What to do:
Go through the data below. List every line that holds the word "camera".

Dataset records
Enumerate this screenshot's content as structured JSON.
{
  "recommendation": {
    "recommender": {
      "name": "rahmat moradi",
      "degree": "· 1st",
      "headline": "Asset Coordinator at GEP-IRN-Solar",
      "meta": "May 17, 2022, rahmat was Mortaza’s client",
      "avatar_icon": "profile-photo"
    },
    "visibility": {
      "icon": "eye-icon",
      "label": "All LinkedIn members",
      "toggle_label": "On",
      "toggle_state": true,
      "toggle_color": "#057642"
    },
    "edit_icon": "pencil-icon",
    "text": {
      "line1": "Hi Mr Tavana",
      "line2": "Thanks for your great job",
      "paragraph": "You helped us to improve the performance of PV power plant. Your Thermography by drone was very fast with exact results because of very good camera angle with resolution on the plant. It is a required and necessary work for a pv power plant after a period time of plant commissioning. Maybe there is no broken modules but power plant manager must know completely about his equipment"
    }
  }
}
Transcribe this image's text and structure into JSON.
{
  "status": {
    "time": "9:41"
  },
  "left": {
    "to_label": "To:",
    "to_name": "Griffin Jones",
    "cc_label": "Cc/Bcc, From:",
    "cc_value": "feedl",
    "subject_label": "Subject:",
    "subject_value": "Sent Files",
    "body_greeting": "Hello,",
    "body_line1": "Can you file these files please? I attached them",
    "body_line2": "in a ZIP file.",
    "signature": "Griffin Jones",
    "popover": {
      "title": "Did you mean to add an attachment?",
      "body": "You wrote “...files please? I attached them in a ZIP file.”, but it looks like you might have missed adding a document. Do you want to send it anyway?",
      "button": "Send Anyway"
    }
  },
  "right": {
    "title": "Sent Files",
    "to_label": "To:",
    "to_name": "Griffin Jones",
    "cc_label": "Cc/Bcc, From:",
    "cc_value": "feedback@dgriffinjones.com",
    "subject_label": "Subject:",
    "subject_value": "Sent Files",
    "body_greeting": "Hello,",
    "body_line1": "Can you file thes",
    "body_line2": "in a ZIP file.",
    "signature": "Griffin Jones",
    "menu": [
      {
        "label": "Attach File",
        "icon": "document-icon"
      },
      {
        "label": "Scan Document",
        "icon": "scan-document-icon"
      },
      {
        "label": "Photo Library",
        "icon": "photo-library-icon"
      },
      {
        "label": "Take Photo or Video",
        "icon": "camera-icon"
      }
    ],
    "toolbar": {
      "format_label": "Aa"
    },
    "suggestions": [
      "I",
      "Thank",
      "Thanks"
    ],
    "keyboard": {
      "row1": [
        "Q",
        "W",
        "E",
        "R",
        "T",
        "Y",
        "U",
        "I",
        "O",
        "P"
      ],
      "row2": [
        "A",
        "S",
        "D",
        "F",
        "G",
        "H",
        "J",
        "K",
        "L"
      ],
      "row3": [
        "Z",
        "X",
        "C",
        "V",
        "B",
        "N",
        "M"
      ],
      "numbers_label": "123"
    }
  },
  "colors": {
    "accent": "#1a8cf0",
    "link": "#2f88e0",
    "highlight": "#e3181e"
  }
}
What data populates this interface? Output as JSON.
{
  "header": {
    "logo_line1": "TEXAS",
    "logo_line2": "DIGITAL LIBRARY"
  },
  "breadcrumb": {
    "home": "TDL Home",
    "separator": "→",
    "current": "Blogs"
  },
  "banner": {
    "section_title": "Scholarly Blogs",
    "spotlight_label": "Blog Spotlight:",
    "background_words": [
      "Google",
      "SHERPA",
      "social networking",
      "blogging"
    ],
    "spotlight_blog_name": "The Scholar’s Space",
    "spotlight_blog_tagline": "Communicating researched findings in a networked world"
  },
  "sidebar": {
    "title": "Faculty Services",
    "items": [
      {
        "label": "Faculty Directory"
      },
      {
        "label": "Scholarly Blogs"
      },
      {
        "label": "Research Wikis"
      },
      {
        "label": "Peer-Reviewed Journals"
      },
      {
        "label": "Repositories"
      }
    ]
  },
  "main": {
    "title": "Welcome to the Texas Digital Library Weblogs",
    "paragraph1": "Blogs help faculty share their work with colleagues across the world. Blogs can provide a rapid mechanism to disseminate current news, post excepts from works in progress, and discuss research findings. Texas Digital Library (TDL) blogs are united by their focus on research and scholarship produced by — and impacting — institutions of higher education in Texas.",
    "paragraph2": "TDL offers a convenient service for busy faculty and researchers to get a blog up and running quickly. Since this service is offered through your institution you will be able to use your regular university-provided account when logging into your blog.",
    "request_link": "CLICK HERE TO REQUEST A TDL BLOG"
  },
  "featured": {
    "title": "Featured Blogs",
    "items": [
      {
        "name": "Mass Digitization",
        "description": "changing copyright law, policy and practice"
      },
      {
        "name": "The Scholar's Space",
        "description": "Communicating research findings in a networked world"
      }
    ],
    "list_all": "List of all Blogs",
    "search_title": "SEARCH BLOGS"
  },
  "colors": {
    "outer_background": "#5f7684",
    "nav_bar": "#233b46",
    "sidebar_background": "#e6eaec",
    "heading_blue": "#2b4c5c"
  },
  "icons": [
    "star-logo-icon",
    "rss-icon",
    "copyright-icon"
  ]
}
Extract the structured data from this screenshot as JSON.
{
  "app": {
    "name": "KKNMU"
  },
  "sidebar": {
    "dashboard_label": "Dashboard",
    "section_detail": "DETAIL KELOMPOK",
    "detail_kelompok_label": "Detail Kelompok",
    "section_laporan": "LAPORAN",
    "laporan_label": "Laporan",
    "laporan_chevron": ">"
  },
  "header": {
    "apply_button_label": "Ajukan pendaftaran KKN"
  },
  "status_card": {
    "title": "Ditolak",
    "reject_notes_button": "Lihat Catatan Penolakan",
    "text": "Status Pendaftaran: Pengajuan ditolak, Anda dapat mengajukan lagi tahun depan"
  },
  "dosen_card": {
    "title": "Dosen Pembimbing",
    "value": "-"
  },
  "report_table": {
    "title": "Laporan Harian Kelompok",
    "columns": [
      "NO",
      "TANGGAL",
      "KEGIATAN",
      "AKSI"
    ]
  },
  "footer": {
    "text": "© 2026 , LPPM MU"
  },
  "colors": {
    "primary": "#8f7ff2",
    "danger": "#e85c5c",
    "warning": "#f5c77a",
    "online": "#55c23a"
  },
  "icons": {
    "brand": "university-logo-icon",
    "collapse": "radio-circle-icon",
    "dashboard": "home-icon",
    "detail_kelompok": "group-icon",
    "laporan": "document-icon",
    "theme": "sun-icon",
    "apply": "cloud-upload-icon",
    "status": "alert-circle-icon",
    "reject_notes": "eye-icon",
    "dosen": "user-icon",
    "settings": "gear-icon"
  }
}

Answer to this task:
      "paragraph": "You helped us to improve the performance of PV power plant. Your Thermography by drone was very fast with exact results because of very good camera angle with resolution on the plant. It is a required and necessary work for a pv power plant after a period time of plant commissioning. Maybe there is no broken modules but power plant manager must know completely about his equipment"
        "icon": "camera-icon"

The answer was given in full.